> [EXERCISE GOAL]:
Set down the material below word for word, excluding the pictures.

> [DATA]:
· · · · · · ·

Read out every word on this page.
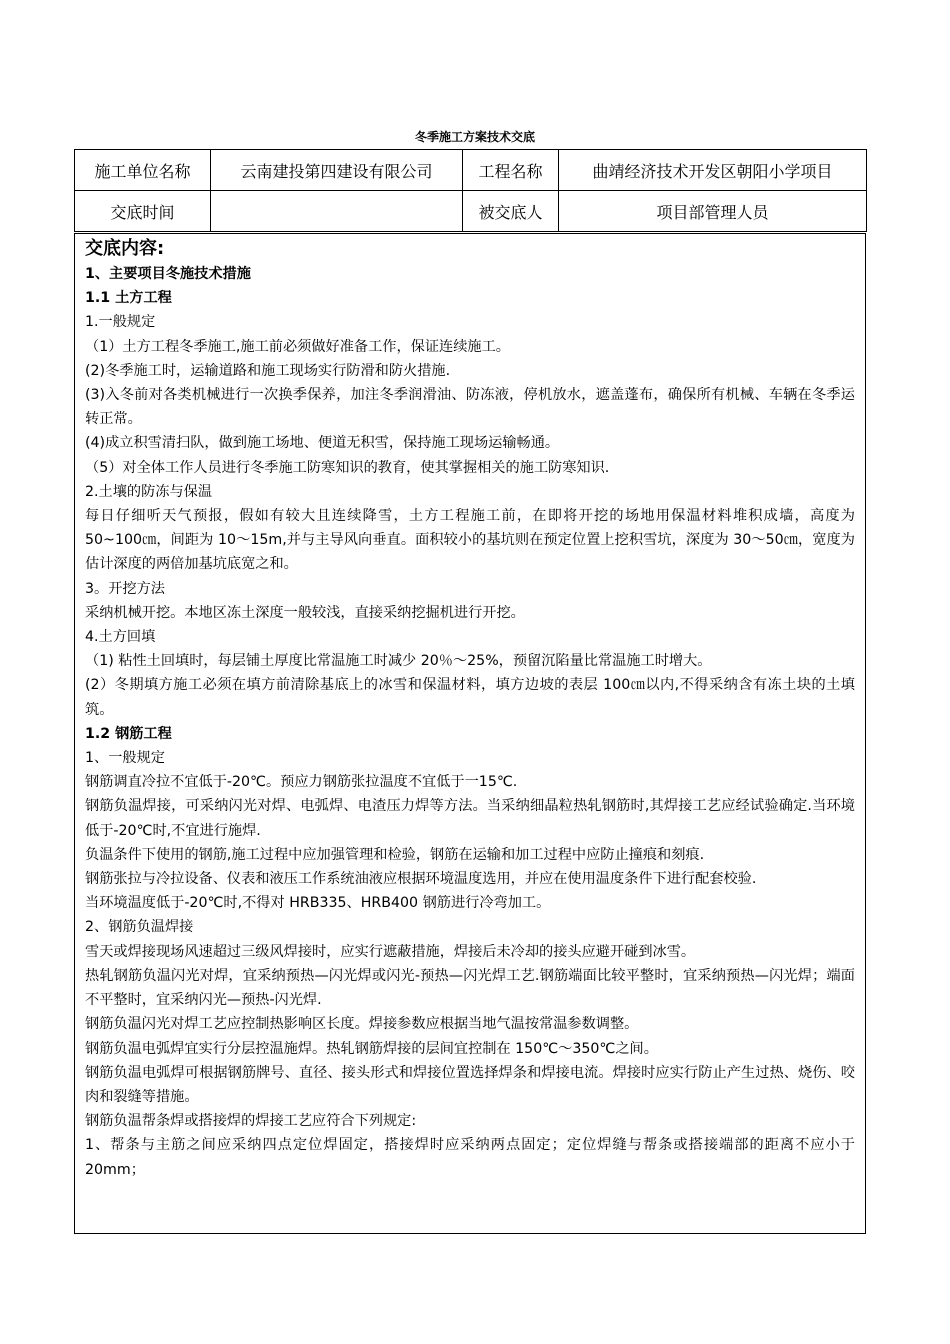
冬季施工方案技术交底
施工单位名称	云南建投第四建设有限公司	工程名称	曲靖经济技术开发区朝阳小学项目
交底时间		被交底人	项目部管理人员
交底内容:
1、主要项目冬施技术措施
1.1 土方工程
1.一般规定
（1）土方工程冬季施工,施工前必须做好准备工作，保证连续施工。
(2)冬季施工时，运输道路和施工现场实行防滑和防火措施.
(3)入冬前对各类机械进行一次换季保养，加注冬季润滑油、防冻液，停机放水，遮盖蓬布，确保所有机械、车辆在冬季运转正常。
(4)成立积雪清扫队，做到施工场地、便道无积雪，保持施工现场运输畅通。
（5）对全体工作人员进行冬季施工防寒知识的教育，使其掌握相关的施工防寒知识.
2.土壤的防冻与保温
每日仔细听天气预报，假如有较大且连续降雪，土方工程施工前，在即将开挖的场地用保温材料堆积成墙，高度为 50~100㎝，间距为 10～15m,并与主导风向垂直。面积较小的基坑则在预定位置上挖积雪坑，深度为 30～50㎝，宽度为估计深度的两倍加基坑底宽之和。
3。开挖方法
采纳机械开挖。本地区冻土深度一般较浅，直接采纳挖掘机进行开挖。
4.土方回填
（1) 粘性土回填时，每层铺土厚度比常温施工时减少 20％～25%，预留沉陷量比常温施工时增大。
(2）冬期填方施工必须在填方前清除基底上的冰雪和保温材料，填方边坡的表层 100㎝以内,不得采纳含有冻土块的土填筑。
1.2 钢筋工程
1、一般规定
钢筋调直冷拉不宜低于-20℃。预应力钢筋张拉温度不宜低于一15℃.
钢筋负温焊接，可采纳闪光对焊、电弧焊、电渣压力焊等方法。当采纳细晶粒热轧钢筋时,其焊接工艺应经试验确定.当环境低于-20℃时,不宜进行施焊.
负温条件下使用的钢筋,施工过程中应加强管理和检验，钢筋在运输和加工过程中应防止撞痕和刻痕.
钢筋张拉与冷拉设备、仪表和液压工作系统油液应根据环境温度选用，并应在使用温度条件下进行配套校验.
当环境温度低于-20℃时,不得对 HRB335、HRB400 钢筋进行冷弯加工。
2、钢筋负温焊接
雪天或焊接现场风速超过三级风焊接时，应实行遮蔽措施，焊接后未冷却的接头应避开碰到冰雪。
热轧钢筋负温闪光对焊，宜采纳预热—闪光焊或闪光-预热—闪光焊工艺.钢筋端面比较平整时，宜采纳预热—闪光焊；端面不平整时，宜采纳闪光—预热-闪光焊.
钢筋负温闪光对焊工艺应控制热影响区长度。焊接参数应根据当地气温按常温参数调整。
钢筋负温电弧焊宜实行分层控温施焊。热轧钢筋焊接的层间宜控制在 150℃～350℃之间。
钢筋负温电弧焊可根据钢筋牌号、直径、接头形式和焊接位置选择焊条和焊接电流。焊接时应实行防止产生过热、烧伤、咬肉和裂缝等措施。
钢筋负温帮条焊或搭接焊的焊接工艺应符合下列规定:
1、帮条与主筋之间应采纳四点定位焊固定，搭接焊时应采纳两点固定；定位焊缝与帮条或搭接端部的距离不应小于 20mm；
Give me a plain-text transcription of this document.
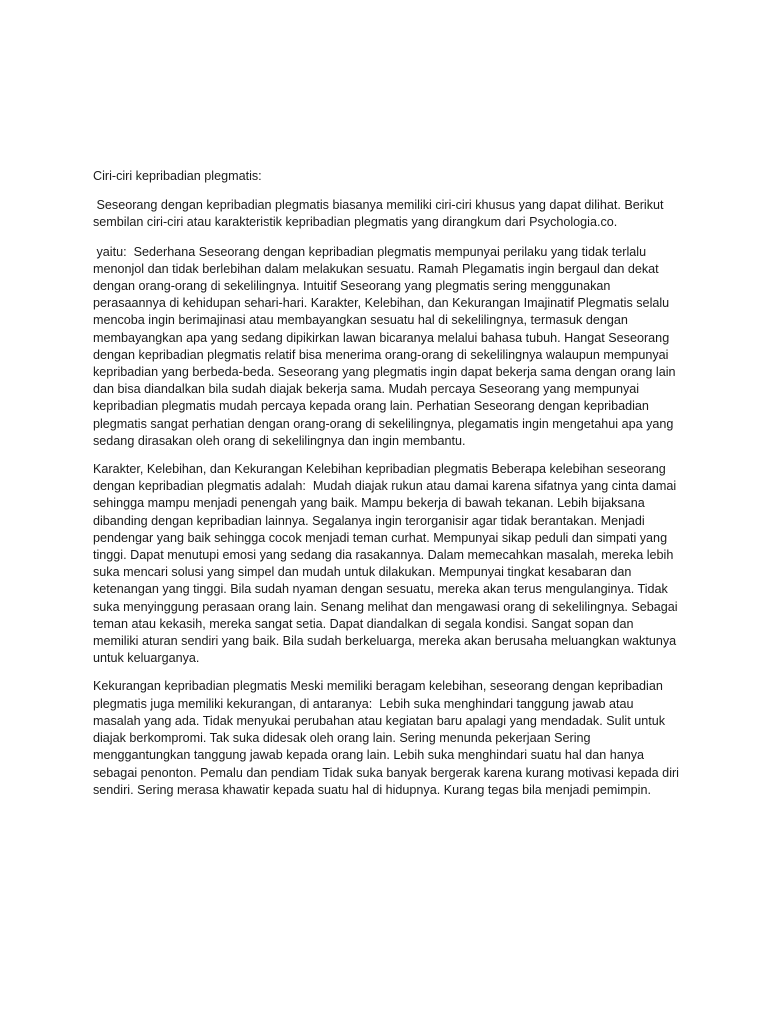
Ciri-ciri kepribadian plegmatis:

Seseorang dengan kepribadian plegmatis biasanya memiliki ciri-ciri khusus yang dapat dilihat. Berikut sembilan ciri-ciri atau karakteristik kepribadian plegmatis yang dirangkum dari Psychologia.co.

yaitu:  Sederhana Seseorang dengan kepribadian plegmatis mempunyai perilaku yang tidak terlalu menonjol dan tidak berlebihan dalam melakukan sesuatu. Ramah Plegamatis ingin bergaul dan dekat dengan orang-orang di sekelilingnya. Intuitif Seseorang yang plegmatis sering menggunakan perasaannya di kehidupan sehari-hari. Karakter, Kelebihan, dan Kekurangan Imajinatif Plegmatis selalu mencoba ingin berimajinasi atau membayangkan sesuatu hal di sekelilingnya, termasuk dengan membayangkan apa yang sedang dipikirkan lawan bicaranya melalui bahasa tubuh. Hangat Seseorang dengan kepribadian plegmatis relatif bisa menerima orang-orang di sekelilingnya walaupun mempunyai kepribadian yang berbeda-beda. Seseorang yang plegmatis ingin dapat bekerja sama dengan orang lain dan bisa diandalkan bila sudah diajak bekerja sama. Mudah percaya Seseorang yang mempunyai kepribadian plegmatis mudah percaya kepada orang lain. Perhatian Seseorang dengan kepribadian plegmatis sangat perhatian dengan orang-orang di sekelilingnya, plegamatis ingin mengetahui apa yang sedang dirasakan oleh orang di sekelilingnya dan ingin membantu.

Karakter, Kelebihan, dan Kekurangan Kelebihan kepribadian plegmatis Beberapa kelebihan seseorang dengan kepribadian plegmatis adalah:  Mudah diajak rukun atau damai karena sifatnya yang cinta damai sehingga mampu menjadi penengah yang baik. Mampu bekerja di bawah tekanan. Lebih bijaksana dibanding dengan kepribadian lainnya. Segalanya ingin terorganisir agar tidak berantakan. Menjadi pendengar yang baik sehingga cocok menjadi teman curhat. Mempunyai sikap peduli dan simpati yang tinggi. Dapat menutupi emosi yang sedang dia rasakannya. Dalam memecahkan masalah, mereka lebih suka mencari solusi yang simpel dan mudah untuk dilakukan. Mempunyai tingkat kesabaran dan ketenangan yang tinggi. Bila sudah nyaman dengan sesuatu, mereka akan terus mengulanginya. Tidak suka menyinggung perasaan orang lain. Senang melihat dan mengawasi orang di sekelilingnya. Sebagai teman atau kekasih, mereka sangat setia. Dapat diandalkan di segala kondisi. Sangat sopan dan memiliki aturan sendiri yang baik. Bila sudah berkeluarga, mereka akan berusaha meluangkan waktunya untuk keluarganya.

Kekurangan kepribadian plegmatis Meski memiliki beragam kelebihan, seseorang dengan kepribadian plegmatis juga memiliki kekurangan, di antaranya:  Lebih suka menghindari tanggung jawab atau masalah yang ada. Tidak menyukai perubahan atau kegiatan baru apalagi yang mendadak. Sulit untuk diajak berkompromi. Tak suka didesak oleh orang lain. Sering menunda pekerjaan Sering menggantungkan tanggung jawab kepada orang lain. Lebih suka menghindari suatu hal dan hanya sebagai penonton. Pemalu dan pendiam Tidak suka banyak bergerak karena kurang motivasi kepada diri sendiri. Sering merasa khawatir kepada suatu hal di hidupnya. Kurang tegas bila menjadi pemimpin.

· · · · · · ·

> [THE COMPLETED TASK]:
Read out every word on this page.
冬季施工方案技术交底
施工单位名称	云南建投第四建设有限公司	工程名称	曲靖经济技术开发区朝阳小学项目
交底时间		被交底人	项目部管理人员
交底内容:
1、主要项目冬施技术措施
1.1 土方工程
1.一般规定
（1）土方工程冬季施工,施工前必须做好准备工作，保证连续施工。
(2)冬季施工时，运输道路和施工现场实行防滑和防火措施.
(3)入冬前对各类机械进行一次换季保养，加注冬季润滑油、防冻液，停机放水，遮盖蓬布，确保所有机械、车辆在冬季运转正常。
(4)成立积雪清扫队，做到施工场地、便道无积雪，保持施工现场运输畅通。
（5）对全体工作人员进行冬季施工防寒知识的教育，使其掌握相关的施工防寒知识.
2.土壤的防冻与保温
每日仔细听天气预报，假如有较大且连续降雪，土方工程施工前，在即将开挖的场地用保温材料堆积成墙，高度为 50~100㎝，间距为 10～15m,并与主导风向垂直。面积较小的基坑则在预定位置上挖积雪坑，深度为 30～50㎝，宽度为估计深度的两倍加基坑底宽之和。
3。开挖方法
采纳机械开挖。本地区冻土深度一般较浅，直接采纳挖掘机进行开挖。
4.土方回填
（1) 粘性土回填时，每层铺土厚度比常温施工时减少 20％～25%，预留沉陷量比常温施工时增大。
(2）冬期填方施工必须在填方前清除基底上的冰雪和保温材料，填方边坡的表层 100㎝以内,不得采纳含有冻土块的土填筑。
1.2 钢筋工程
1、一般规定
钢筋调直冷拉不宜低于-20℃。预应力钢筋张拉温度不宜低于一15℃.
钢筋负温焊接，可采纳闪光对焊、电弧焊、电渣压力焊等方法。当采纳细晶粒热轧钢筋时,其焊接工艺应经试验确定.当环境低于-20℃时,不宜进行施焊.
负温条件下使用的钢筋,施工过程中应加强管理和检验，钢筋在运输和加工过程中应防止撞痕和刻痕.
钢筋张拉与冷拉设备、仪表和液压工作系统油液应根据环境温度选用，并应在使用温度条件下进行配套校验.
当环境温度低于-20℃时,不得对 HRB335、HRB400 钢筋进行冷弯加工。
2、钢筋负温焊接
雪天或焊接现场风速超过三级风焊接时，应实行遮蔽措施，焊接后未冷却的接头应避开碰到冰雪。
热轧钢筋负温闪光对焊，宜采纳预热—闪光焊或闪光-预热—闪光焊工艺.钢筋端面比较平整时，宜采纳预热—闪光焊；端面不平整时，宜采纳闪光—预热-闪光焊.
钢筋负温闪光对焊工艺应控制热影响区长度。焊接参数应根据当地气温按常温参数调整。
钢筋负温电弧焊宜实行分层控温施焊。热轧钢筋焊接的层间宜控制在 150℃～350℃之间。
钢筋负温电弧焊可根据钢筋牌号、直径、接头形式和焊接位置选择焊条和焊接电流。焊接时应实行防止产生过热、烧伤、咬肉和裂缝等措施。
钢筋负温帮条焊或搭接焊的焊接工艺应符合下列规定:
1、帮条与主筋之间应采纳四点定位焊固定，搭接焊时应采纳两点固定；定位焊缝与帮条或搭接端部的距离不应小于 20mm；
Give me a plain-text transcription of this document.
Ciri-ciri kepribadian plegmatis:

Seseorang dengan kepribadian plegmatis biasanya memiliki ciri-ciri khusus yang dapat dilihat. Berikut sembilan ciri-ciri atau karakteristik kepribadian plegmatis yang dirangkum dari Psychologia.co.

yaitu:  Sederhana Seseorang dengan kepribadian plegmatis mempunyai perilaku yang tidak terlalu menonjol dan tidak berlebihan dalam melakukan sesuatu. Ramah Plegamatis ingin bergaul dan dekat dengan orang-orang di sekelilingnya. Intuitif Seseorang yang plegmatis sering menggunakan perasaannya di kehidupan sehari-hari. Karakter, Kelebihan, dan Kekurangan Imajinatif Plegmatis selalu mencoba ingin berimajinasi atau membayangkan sesuatu hal di sekelilingnya, termasuk dengan membayangkan apa yang sedang dipikirkan lawan bicaranya melalui bahasa tubuh. Hangat Seseorang dengan kepribadian plegmatis relatif bisa menerima orang-orang di sekelilingnya walaupun mempunyai kepribadian yang berbeda-beda. Seseorang yang plegmatis ingin dapat bekerja sama dengan orang lain dan bisa diandalkan bila sudah diajak bekerja sama. Mudah percaya Seseorang yang mempunyai kepribadian plegmatis mudah percaya kepada orang lain. Perhatian Seseorang dengan kepribadian plegmatis sangat perhatian dengan orang-orang di sekelilingnya, plegamatis ingin mengetahui apa yang sedang dirasakan oleh orang di sekelilingnya dan ingin membantu.

Karakter, Kelebihan, dan Kekurangan Kelebihan kepribadian plegmatis Beberapa kelebihan seseorang dengan kepribadian plegmatis adalah:  Mudah diajak rukun atau damai karena sifatnya yang cinta damai sehingga mampu menjadi penengah yang baik. Mampu bekerja di bawah tekanan. Lebih bijaksana dibanding dengan kepribadian lainnya. Segalanya ingin terorganisir agar tidak berantakan. Menjadi pendengar yang baik sehingga cocok menjadi teman curhat. Mempunyai sikap peduli dan simpati yang tinggi. Dapat menutupi emosi yang sedang dia rasakannya. Dalam memecahkan masalah, mereka lebih suka mencari solusi yang simpel dan mudah untuk dilakukan. Mempunyai tingkat kesabaran dan ketenangan yang tinggi. Bila sudah nyaman dengan sesuatu, mereka akan terus mengulanginya. Tidak suka menyinggung perasaan orang lain. Senang melihat dan mengawasi orang di sekelilingnya. Sebagai teman atau kekasih, mereka sangat setia. Dapat diandalkan di segala kondisi. Sangat sopan dan memiliki aturan sendiri yang baik. Bila sudah berkeluarga, mereka akan berusaha meluangkan waktunya untuk keluarganya.

Kekurangan kepribadian plegmatis Meski memiliki beragam kelebihan, seseorang dengan kepribadian plegmatis juga memiliki kekurangan, di antaranya:  Lebih suka menghindari tanggung jawab atau masalah yang ada. Tidak menyukai perubahan atau kegiatan baru apalagi yang mendadak. Sulit untuk diajak berkompromi. Tak suka didesak oleh orang lain. Sering menunda pekerjaan Sering menggantungkan tanggung jawab kepada orang lain. Lebih suka menghindari suatu hal dan hanya sebagai penonton. Pemalu dan pendiam Tidak suka banyak bergerak karena kurang motivasi kepada diri sendiri. Sering merasa khawatir kepada suatu hal di hidupnya. Kurang tegas bila menjadi pemimpin.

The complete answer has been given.